►
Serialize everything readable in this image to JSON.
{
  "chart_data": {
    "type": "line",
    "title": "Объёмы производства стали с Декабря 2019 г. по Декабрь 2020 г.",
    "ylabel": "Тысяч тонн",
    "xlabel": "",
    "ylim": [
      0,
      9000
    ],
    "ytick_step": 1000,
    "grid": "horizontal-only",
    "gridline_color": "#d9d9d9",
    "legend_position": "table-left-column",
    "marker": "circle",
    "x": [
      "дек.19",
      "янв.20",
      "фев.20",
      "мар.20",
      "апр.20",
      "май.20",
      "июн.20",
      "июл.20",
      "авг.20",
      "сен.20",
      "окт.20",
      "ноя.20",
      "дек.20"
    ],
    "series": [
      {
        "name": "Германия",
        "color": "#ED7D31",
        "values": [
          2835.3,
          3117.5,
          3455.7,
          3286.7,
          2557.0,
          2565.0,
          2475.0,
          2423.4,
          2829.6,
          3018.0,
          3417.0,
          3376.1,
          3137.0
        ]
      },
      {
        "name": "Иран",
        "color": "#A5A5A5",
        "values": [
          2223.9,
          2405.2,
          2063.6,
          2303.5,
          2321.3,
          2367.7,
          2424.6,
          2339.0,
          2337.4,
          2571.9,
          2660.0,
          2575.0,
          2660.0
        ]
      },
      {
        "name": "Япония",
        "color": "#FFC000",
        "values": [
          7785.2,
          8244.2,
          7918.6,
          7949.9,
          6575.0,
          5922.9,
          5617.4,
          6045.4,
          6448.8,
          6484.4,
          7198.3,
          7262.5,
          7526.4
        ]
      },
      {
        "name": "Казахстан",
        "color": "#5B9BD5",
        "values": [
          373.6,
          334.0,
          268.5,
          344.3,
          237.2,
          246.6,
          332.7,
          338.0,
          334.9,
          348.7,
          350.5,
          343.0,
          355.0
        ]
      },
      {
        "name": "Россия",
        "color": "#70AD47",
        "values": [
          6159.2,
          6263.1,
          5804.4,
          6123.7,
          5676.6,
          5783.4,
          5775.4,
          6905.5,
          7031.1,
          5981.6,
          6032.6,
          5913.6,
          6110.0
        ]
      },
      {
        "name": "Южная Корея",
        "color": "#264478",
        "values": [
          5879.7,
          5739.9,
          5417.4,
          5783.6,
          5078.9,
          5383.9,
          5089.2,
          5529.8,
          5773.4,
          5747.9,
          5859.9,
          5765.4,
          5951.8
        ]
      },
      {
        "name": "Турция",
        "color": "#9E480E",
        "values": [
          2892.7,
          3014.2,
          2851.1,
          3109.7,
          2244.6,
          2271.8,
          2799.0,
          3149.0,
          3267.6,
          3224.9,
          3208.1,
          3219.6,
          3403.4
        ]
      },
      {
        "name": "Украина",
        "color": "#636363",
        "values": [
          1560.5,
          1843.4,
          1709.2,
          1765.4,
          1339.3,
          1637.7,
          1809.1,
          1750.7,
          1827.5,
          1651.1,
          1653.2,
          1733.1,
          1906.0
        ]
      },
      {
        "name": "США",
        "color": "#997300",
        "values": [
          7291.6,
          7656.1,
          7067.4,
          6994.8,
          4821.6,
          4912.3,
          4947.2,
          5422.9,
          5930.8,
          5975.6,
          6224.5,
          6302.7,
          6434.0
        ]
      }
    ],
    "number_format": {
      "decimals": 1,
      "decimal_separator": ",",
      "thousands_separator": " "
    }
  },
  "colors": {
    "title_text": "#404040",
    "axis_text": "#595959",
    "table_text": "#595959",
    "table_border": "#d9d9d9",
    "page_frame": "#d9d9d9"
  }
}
◄
* TASK TO CARRY OUT: Copy out every line of the data that includes the word "name".

* FINISHED TASK:
        "name": "Германия",
        "name": "Иран",
        "name": "Япония",
        "name": "Казахстан",
        "name": "Россия",
        "name": "Южная Корея",
        "name": "Турция",
        "name": "Украина",
        "name": "США",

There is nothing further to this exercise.